--- begin RECORDS FOR PROCESSING ---
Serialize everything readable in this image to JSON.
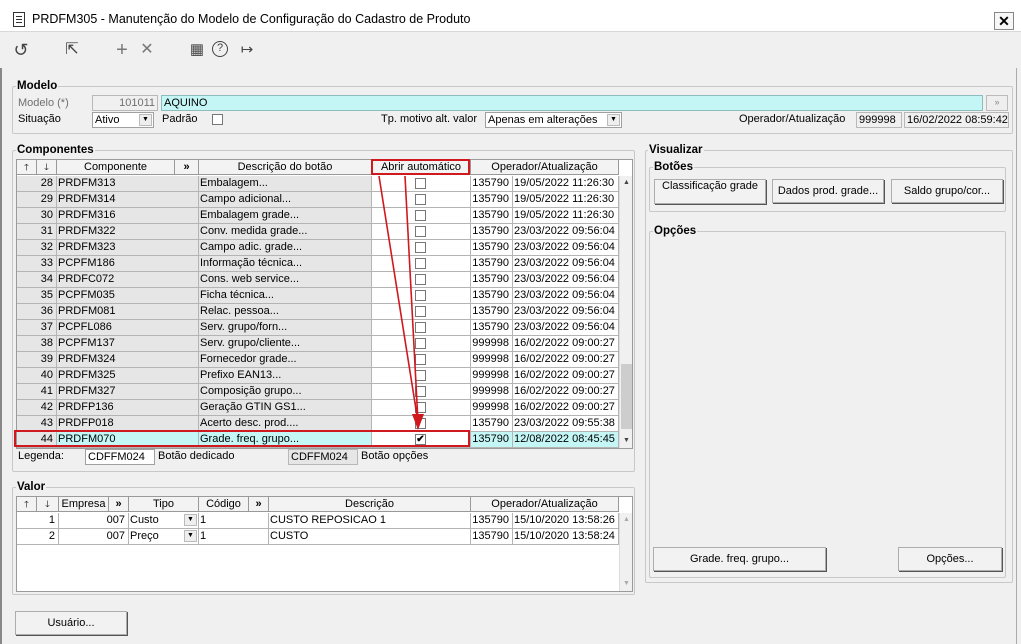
{
  "window": {
    "title": "PRDFM305 - Manutenção do Modelo de Configuração do Cadastro de Produto",
    "close": "✕"
  },
  "toolbar": {
    "icons": [
      "refresh-icon",
      "pointer-icon",
      "add-icon",
      "delete-icon",
      "calendar-icon",
      "help-icon",
      "exit-icon"
    ],
    "glyphs": [
      "↺",
      "⇱",
      "+",
      "✕",
      "▦",
      "?",
      "↦"
    ]
  },
  "modelo": {
    "title": "Modelo",
    "modelo_label": "Modelo (*)",
    "modelo_code": "101011",
    "modelo_name": "AQUINO",
    "situacao_label": "Situação",
    "situacao_value": "Ativo",
    "padrao_label": "Padrão",
    "tp_motivo_label": "Tp. motivo alt. valor",
    "tp_motivo_value": "Apenas em alterações",
    "operador_label": "Operador/Atualização",
    "operador_code": "999998",
    "operador_date": "16/02/2022 08:59:42"
  },
  "componentes": {
    "title": "Componentes",
    "headers": {
      "up": "🡑",
      "down": "🡓",
      "componente": "Componente",
      "more": "»",
      "descricao": "Descrição do botão",
      "abrir": "Abrir automático",
      "operador": "Operador/Atualização"
    },
    "rows": [
      {
        "n": "28",
        "comp": "PRDFM313",
        "desc": "Embalagem...",
        "checked": false,
        "op": "135790",
        "date": "19/05/2022 11:26:30"
      },
      {
        "n": "29",
        "comp": "PRDFM314",
        "desc": "Campo adicional...",
        "checked": false,
        "op": "135790",
        "date": "19/05/2022 11:26:30"
      },
      {
        "n": "30",
        "comp": "PRDFM316",
        "desc": "Embalagem grade...",
        "checked": false,
        "op": "135790",
        "date": "19/05/2022 11:26:30"
      },
      {
        "n": "31",
        "comp": "PRDFM322",
        "desc": "Conv. medida grade...",
        "checked": false,
        "op": "135790",
        "date": "23/03/2022 09:56:04"
      },
      {
        "n": "32",
        "comp": "PRDFM323",
        "desc": "Campo adic. grade...",
        "checked": false,
        "op": "135790",
        "date": "23/03/2022 09:56:04"
      },
      {
        "n": "33",
        "comp": "PCPFM186",
        "desc": "Informação técnica...",
        "checked": false,
        "op": "135790",
        "date": "23/03/2022 09:56:04"
      },
      {
        "n": "34",
        "comp": "PRDFC072",
        "desc": "Cons. web service...",
        "checked": false,
        "op": "135790",
        "date": "23/03/2022 09:56:04"
      },
      {
        "n": "35",
        "comp": "PCPFM035",
        "desc": "Ficha técnica...",
        "checked": false,
        "op": "135790",
        "date": "23/03/2022 09:56:04"
      },
      {
        "n": "36",
        "comp": "PRDFM081",
        "desc": "Relac. pessoa...",
        "checked": false,
        "op": "135790",
        "date": "23/03/2022 09:56:04"
      },
      {
        "n": "37",
        "comp": "PCPFL086",
        "desc": "Serv. grupo/forn...",
        "checked": false,
        "op": "135790",
        "date": "23/03/2022 09:56:04"
      },
      {
        "n": "38",
        "comp": "PCPFM137",
        "desc": "Serv. grupo/cliente...",
        "checked": false,
        "op": "999998",
        "date": "16/02/2022 09:00:27"
      },
      {
        "n": "39",
        "comp": "PRDFM324",
        "desc": "Fornecedor grade...",
        "checked": false,
        "op": "999998",
        "date": "16/02/2022 09:00:27"
      },
      {
        "n": "40",
        "comp": "PRDFM325",
        "desc": "Prefixo EAN13...",
        "checked": false,
        "op": "999998",
        "date": "16/02/2022 09:00:27"
      },
      {
        "n": "41",
        "comp": "PRDFM327",
        "desc": "Composição grupo...",
        "checked": false,
        "op": "999998",
        "date": "16/02/2022 09:00:27"
      },
      {
        "n": "42",
        "comp": "PRDFP136",
        "desc": "Geração GTIN GS1...",
        "checked": false,
        "op": "999998",
        "date": "16/02/2022 09:00:27"
      },
      {
        "n": "43",
        "comp": "PRDFP018",
        "desc": "Acerto desc. prod....",
        "checked": false,
        "op": "135790",
        "date": "23/03/2022 09:55:38"
      },
      {
        "n": "44",
        "comp": "PRDFM070",
        "desc": "Grade. freq. grupo...",
        "checked": true,
        "op": "135790",
        "date": "12/08/2022 08:45:45"
      }
    ],
    "legenda_label": "Legenda:",
    "legend1_code": "CDFFM024",
    "legend1_label": "Botão dedicado",
    "legend2_code": "CDFFM024",
    "legend2_label": "Botão opções"
  },
  "valor": {
    "title": "Valor",
    "headers": {
      "empresa": "Empresa",
      "more": "»",
      "tipo": "Tipo",
      "codigo": "Código",
      "descricao": "Descrição",
      "operador": "Operador/Atualização"
    },
    "rows": [
      {
        "n": "1",
        "empresa": "007",
        "tipo": "Custo",
        "codigo": "1",
        "desc": "CUSTO REPOSICAO 1",
        "op": "135790",
        "date": "15/10/2020 13:58:26"
      },
      {
        "n": "2",
        "empresa": "007",
        "tipo": "Preço",
        "codigo": "1",
        "desc": "CUSTO",
        "op": "135790",
        "date": "15/10/2020 13:58:24"
      }
    ]
  },
  "visualizar": {
    "title": "Visualizar",
    "botoes_title": "Botões",
    "btn1": "Classificação grade",
    "btn2": "Dados prod. grade...",
    "btn3": "Saldo grupo/cor...",
    "opcoes_title": "Opções",
    "btn_grade": "Grade. freq. grupo...",
    "btn_opcoes": "Opções..."
  },
  "footer": {
    "usuario": "Usuário..."
  },
  "colors": {
    "accent_cyan": "#c5f6f6",
    "highlight_red": "#d0191f"
  }
}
--- end RECORDS FOR PROCESSING ---
STATED PROBLEM: Pick out the lines that contain "grupo" and copy them.

RESULT FOR THIS EXERCISE:
        "desc": "Serv. grupo/forn...",
        "desc": "Serv. grupo/cliente...",
        "desc": "Composição grupo...",
        "desc": "Grade. freq. grupo...",
    "btn3": "Saldo grupo/cor...",
    "btn_grade": "Grade. freq. grupo...",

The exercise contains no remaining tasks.